▶ _Data section_
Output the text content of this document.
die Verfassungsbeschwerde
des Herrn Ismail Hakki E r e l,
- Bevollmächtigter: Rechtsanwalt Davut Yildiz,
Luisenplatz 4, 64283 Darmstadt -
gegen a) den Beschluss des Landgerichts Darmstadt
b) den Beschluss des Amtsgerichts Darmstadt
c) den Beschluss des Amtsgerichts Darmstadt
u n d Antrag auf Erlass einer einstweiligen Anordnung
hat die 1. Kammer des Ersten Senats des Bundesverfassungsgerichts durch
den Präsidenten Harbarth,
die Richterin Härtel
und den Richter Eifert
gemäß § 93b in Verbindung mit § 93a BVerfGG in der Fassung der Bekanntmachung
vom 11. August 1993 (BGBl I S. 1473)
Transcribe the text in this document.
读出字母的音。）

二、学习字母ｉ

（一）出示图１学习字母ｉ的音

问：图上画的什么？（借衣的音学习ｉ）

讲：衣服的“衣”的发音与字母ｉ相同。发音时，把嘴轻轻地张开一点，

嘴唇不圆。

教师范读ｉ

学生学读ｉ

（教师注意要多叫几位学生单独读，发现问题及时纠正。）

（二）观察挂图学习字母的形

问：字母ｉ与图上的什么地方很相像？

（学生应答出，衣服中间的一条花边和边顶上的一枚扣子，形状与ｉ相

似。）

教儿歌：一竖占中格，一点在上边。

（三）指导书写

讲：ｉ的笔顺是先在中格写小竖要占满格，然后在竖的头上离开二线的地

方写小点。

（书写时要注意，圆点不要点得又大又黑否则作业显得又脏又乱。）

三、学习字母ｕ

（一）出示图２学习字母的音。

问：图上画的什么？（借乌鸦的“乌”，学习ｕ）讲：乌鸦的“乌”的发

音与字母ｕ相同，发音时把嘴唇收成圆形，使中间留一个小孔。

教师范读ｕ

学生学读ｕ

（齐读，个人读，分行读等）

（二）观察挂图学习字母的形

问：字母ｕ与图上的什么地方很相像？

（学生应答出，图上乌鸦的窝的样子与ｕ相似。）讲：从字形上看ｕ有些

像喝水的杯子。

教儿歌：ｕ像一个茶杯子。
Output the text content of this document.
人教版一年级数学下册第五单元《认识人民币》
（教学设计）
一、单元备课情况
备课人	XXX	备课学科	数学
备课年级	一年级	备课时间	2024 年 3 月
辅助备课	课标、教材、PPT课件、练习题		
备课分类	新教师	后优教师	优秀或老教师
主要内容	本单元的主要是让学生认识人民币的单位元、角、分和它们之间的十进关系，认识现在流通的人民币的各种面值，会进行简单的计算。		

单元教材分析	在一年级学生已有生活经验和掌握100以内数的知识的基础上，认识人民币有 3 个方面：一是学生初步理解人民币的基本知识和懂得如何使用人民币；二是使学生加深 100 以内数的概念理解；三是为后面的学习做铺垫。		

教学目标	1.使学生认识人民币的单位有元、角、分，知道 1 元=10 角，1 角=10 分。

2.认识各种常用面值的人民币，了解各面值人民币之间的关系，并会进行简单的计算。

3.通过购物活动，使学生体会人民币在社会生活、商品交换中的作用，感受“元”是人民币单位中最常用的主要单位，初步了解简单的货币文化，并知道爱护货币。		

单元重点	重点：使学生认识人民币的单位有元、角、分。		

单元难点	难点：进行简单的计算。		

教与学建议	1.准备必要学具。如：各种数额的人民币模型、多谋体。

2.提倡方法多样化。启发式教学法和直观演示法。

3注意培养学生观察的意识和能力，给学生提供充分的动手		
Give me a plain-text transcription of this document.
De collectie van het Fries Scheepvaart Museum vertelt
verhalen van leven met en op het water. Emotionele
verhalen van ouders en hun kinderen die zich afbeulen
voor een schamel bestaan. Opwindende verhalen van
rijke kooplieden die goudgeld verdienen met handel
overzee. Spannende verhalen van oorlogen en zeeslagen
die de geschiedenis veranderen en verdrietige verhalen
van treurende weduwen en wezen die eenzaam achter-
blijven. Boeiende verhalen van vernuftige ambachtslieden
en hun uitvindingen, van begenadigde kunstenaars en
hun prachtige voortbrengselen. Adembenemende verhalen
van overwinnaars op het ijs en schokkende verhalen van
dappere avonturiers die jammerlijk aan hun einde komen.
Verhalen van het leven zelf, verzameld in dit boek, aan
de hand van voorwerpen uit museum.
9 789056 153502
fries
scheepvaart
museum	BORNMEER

▶ _Task brief_
From the data, pick out every line that includes "使学生认识人民币的单位有元".

▶ _Exercise response_
教学目标	1.使学生认识人民币的单位有元、角、分，知道 1 元=10 角，1 角=10 分。
单元重点	重点：使学生认识人民币的单位有元、角、分。		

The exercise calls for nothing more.